(Directions) Note how many lines contain "РАБОТА" and give that number, with nothing else.

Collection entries
────────

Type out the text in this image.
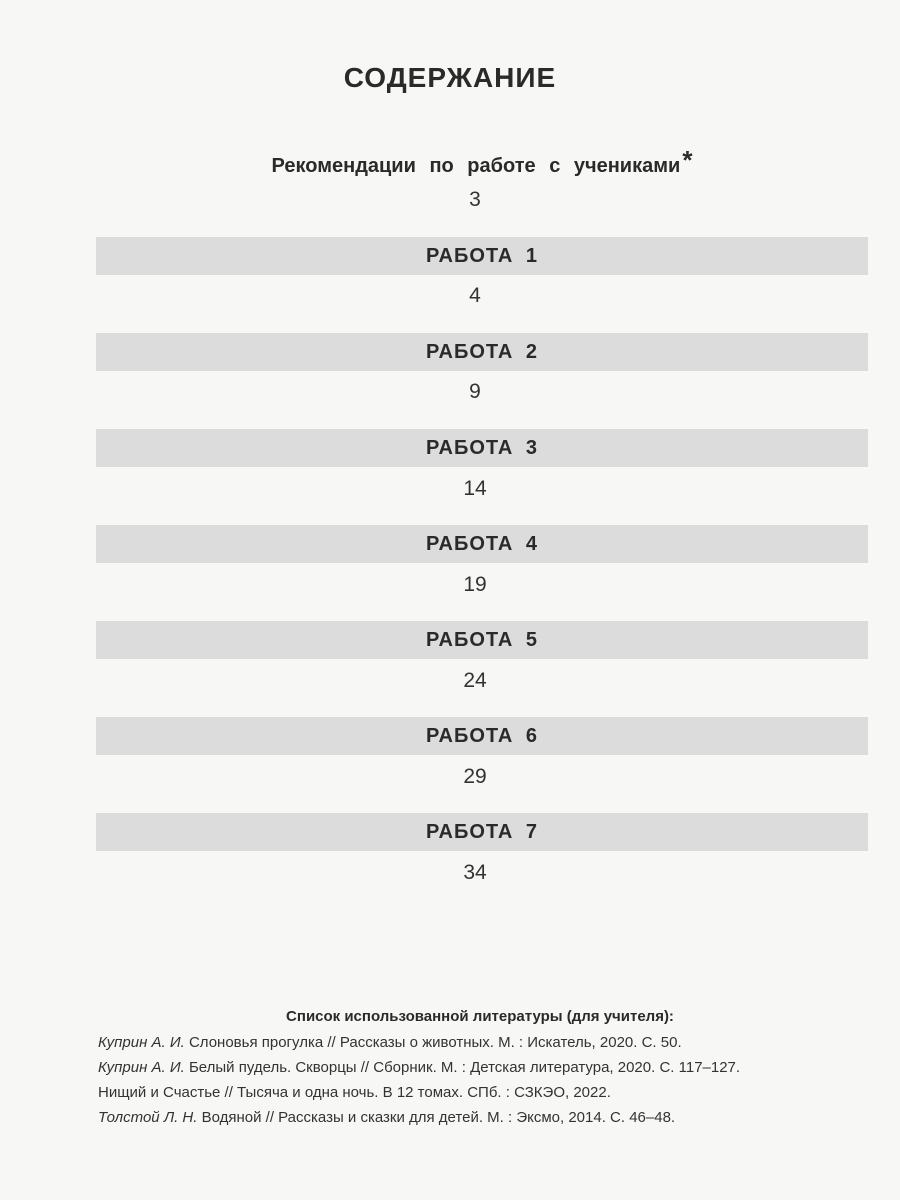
СОДЕРЖАНИЕ
Рекомендации по работе с учениками *
3
РАБОТА 1
4
РАБОТА 2
9
РАБОТА 3
14
РАБОТА 4
19
РАБОТА 5
24
РАБОТА 6
29
РАБОТА 7
34
Список использованной литературы (для учителя):
Куприн А. И. Слоновья прогулка // Рассказы о животных. М. : Искатель, 2020. С. 50.
Куприн А. И. Белый пудель. Скворцы // Сборник. М. : Детская литература, 2020. С. 117–127.
Нищий и Счастье // Тысяча и одна ночь. В 12 томах. СПб. : СЗКЭО, 2022.
Толстой Л. Н. Водяной // Рассказы и сказки для детей. М. : Эксмо, 2014. С. 46–48.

────────

(Correct output) 7